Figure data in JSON
━━━━━━━━━━

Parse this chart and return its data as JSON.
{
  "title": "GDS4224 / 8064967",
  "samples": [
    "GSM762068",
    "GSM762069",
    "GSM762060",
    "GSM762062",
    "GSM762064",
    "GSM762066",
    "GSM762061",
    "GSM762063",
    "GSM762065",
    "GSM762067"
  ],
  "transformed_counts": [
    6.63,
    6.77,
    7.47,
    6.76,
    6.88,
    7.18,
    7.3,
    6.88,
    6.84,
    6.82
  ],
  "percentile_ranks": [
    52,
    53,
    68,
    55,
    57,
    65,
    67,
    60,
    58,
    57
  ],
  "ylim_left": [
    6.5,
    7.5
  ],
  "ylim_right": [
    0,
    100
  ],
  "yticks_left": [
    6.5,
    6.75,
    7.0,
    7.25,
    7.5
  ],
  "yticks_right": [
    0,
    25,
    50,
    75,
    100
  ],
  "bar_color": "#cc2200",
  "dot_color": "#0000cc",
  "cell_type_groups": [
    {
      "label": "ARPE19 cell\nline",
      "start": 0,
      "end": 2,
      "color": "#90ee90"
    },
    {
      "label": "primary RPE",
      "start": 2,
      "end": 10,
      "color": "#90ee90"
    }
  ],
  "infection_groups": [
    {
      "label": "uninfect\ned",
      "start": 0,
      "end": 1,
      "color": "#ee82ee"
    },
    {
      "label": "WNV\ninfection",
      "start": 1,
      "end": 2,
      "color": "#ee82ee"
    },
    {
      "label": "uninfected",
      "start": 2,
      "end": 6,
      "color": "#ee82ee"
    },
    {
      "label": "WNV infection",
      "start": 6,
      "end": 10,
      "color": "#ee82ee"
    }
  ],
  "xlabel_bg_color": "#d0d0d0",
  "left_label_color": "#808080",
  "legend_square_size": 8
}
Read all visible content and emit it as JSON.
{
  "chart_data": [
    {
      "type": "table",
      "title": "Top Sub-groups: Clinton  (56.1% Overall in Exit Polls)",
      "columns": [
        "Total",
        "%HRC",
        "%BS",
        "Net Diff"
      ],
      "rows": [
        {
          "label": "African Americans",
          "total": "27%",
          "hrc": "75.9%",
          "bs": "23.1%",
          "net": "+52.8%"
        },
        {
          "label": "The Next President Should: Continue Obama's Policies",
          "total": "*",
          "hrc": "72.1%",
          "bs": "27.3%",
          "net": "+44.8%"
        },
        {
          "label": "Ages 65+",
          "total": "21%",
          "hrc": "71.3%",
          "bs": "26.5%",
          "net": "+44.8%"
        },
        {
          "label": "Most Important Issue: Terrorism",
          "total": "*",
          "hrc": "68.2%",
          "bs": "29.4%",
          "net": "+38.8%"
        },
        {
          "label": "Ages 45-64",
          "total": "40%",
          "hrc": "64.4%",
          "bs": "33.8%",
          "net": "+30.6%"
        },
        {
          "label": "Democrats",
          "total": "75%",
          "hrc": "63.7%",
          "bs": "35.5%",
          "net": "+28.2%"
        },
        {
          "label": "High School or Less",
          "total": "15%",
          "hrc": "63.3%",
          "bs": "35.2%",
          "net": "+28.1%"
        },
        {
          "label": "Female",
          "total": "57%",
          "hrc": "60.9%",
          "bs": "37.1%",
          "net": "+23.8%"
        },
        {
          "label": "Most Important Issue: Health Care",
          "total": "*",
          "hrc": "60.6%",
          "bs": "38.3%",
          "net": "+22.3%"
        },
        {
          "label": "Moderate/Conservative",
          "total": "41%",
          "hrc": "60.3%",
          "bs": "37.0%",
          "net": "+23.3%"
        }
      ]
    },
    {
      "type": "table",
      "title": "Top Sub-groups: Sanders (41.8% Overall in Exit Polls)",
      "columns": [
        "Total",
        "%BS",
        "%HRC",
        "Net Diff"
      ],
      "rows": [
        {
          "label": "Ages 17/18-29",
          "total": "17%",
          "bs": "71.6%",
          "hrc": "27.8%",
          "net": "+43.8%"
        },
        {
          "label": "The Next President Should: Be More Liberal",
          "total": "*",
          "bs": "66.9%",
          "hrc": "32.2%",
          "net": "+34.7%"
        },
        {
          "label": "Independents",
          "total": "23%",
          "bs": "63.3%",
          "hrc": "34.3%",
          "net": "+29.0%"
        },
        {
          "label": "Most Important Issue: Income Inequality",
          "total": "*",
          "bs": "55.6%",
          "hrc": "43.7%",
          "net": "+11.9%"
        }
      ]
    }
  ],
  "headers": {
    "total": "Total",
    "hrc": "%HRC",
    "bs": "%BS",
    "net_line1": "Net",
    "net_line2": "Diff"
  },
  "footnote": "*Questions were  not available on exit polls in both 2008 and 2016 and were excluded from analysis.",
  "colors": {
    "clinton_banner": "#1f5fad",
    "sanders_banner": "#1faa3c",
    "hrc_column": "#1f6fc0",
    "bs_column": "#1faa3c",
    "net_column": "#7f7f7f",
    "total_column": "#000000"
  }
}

━━━━━━━━━━

• **TO BE DONE**: Each line of the material should be echoed exactly.

• **FINAL ANSWER**:
Parse this chart and return its data as JSON.
{
  "title": "GDS4224 / 8064967",
  "samples": [
    "GSM762068",
    "GSM762069",
    "GSM762060",
    "GSM762062",
    "GSM762064",
    "GSM762066",
    "GSM762061",
    "GSM762063",
    "GSM762065",
    "GSM762067"
  ],
  "transformed_counts": [
    6.63,
    6.77,
    7.47,
    6.76,
    6.88,
    7.18,
    7.3,
    6.88,
    6.84,
    6.82
  ],
  "percentile_ranks": [
    52,
    53,
    68,
    55,
    57,
    65,
    67,
    60,
    58,
    57
  ],
  "ylim_left": [
    6.5,
    7.5
  ],
  "ylim_right": [
    0,
    100
  ],
  "yticks_left": [
    6.5,
    6.75,
    7.0,
    7.25,
    7.5
  ],
  "yticks_right": [
    0,
    25,
    50,
    75,
    100
  ],
  "bar_color": "#cc2200",
  "dot_color": "#0000cc",
  "cell_type_groups": [
    {
      "label": "ARPE19 cell\nline",
      "start": 0,
      "end": 2,
      "color": "#90ee90"
    },
    {
      "label": "primary RPE",
      "start": 2,
      "end": 10,
      "color": "#90ee90"
    }
  ],
  "infection_groups": [
    {
      "label": "uninfect\ned",
      "start": 0,
      "end": 1,
      "color": "#ee82ee"
    },
    {
      "label": "WNV\ninfection",
      "start": 1,
      "end": 2,
      "color": "#ee82ee"
    },
    {
      "label": "uninfected",
      "start": 2,
      "end": 6,
      "color": "#ee82ee"
    },
    {
      "label": "WNV infection",
      "start": 6,
      "end": 10,
      "color": "#ee82ee"
    }
  ],
  "xlabel_bg_color": "#d0d0d0",
  "left_label_color": "#808080",
  "legend_square_size": 8
}
Read all visible content and emit it as JSON.
{
  "chart_data": [
    {
      "type": "table",
      "title": "Top Sub-groups: Clinton  (56.1% Overall in Exit Polls)",
      "columns": [
        "Total",
        "%HRC",
        "%BS",
        "Net Diff"
      ],
      "rows": [
        {
          "label": "African Americans",
          "total": "27%",
          "hrc": "75.9%",
          "bs": "23.1%",
          "net": "+52.8%"
        },
        {
          "label": "The Next President Should: Continue Obama's Policies",
          "total": "*",
          "hrc": "72.1%",
          "bs": "27.3%",
          "net": "+44.8%"
        },
        {
          "label": "Ages 65+",
          "total": "21%",
          "hrc": "71.3%",
          "bs": "26.5%",
          "net": "+44.8%"
        },
        {
          "label": "Most Important Issue: Terrorism",
          "total": "*",
          "hrc": "68.2%",
          "bs": "29.4%",
          "net": "+38.8%"
        },
        {
          "label": "Ages 45-64",
          "total": "40%",
          "hrc": "64.4%",
          "bs": "33.8%",
          "net": "+30.6%"
        },
        {
          "label": "Democrats",
          "total": "75%",
          "hrc": "63.7%",
          "bs": "35.5%",
          "net": "+28.2%"
        },
        {
          "label": "High School or Less",
          "total": "15%",
          "hrc": "63.3%",
          "bs": "35.2%",
          "net": "+28.1%"
        },
        {
          "label": "Female",
          "total": "57%",
          "hrc": "60.9%",
          "bs": "37.1%",
          "net": "+23.8%"
        },
        {
          "label": "Most Important Issue: Health Care",
          "total": "*",
          "hrc": "60.6%",
          "bs": "38.3%",
          "net": "+22.3%"
        },
        {
          "label": "Moderate/Conservative",
          "total": "41%",
          "hrc": "60.3%",
          "bs": "37.0%",
          "net": "+23.3%"
        }
      ]
    },
    {
      "type": "table",
      "title": "Top Sub-groups: Sanders (41.8% Overall in Exit Polls)",
      "columns": [
        "Total",
        "%BS",
        "%HRC",
        "Net Diff"
      ],
      "rows": [
        {
          "label": "Ages 17/18-29",
          "total": "17%",
          "bs": "71.6%",
          "hrc": "27.8%",
          "net": "+43.8%"
        },
        {
          "label": "The Next President Should: Be More Liberal",
          "total": "*",
          "bs": "66.9%",
          "hrc": "32.2%",
          "net": "+34.7%"
        },
        {
          "label": "Independents",
          "total": "23%",
          "bs": "63.3%",
          "hrc": "34.3%",
          "net": "+29.0%"
        },
        {
          "label": "Most Important Issue: Income Inequality",
          "total": "*",
          "bs": "55.6%",
          "hrc": "43.7%",
          "net": "+11.9%"
        }
      ]
    }
  ],
  "headers": {
    "total": "Total",
    "hrc": "%HRC",
    "bs": "%BS",
    "net_line1": "Net",
    "net_line2": "Diff"
  },
  "footnote": "*Questions were  not available on exit polls in both 2008 and 2016 and were excluded from analysis.",
  "colors": {
    "clinton_banner": "#1f5fad",
    "sanders_banner": "#1faa3c",
    "hrc_column": "#1f6fc0",
    "bs_column": "#1faa3c",
    "net_column": "#7f7f7f",
    "total_column": "#000000"
  }
}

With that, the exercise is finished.